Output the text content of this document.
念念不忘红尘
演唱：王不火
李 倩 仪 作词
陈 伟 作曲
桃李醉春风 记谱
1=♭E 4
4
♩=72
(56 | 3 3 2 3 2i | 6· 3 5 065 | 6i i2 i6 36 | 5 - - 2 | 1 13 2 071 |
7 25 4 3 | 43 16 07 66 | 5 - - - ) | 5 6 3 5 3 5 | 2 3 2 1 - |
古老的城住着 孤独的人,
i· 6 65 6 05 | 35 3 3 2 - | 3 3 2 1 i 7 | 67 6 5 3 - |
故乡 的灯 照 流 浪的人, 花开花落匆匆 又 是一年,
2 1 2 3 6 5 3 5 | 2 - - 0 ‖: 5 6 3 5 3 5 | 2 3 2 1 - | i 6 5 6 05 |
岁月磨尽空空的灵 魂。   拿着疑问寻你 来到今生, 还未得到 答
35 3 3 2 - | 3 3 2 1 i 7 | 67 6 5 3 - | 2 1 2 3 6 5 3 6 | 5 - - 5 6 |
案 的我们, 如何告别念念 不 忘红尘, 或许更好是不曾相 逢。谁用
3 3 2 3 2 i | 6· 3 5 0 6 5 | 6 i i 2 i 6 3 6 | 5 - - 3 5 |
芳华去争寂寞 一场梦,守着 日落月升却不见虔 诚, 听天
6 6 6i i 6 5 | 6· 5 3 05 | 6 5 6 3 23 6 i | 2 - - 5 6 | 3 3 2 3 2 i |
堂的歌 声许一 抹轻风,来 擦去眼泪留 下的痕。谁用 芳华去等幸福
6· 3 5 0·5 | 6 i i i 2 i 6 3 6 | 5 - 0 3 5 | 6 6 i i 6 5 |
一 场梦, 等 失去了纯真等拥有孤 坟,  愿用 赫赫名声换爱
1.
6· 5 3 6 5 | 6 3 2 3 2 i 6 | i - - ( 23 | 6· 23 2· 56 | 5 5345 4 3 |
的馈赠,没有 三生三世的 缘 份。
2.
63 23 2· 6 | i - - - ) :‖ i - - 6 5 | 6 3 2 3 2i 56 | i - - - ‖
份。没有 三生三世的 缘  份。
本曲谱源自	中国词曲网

----------------------------------------

▸ **What you will do**:
Reproduce every line of the material above exactly.

▸ **Finished exercise**:
Output the text content of this document.
念念不忘红尘
演唱：王不火
李 倩 仪 作词
陈 伟 作曲
桃李醉春风 记谱
1=♭E 4
4
♩=72
(56 | 3 3 2 3 2i | 6· 3 5 065 | 6i i2 i6 36 | 5 - - 2 | 1 13 2 071 |
7 25 4 3 | 43 16 07 66 | 5 - - - ) | 5 6 3 5 3 5 | 2 3 2 1 - |
古老的城住着 孤独的人,
i· 6 65 6 05 | 35 3 3 2 - | 3 3 2 1 i 7 | 67 6 5 3 - |
故乡 的灯 照 流 浪的人, 花开花落匆匆 又 是一年,
2 1 2 3 6 5 3 5 | 2 - - 0 ‖: 5 6 3 5 3 5 | 2 3 2 1 - | i 6 5 6 05 |
岁月磨尽空空的灵 魂。   拿着疑问寻你 来到今生, 还未得到 答
35 3 3 2 - | 3 3 2 1 i 7 | 67 6 5 3 - | 2 1 2 3 6 5 3 6 | 5 - - 5 6 |
案 的我们, 如何告别念念 不 忘红尘, 或许更好是不曾相 逢。谁用
3 3 2 3 2 i | 6· 3 5 0 6 5 | 6 i i 2 i 6 3 6 | 5 - - 3 5 |
芳华去争寂寞 一场梦,守着 日落月升却不见虔 诚, 听天
6 6 6i i 6 5 | 6· 5 3 05 | 6 5 6 3 23 6 i | 2 - - 5 6 | 3 3 2 3 2 i |
堂的歌 声许一 抹轻风,来 擦去眼泪留 下的痕。谁用 芳华去等幸福
6· 3 5 0·5 | 6 i i i 2 i 6 3 6 | 5 - 0 3 5 | 6 6 i i 6 5 |
一 场梦, 等 失去了纯真等拥有孤 坟,  愿用 赫赫名声换爱
1.
6· 5 3 6 5 | 6 3 2 3 2 i 6 | i - - ( 23 | 6· 23 2· 56 | 5 5345 4 3 |
的馈赠,没有 三生三世的 缘 份。
2.
63 23 2· 6 | i - - - ) :‖ i - - 6 5 | 6 3 2 3 2i 56 | i - - - ‖
份。没有 三生三世的 缘  份。
本曲谱源自	中国词曲网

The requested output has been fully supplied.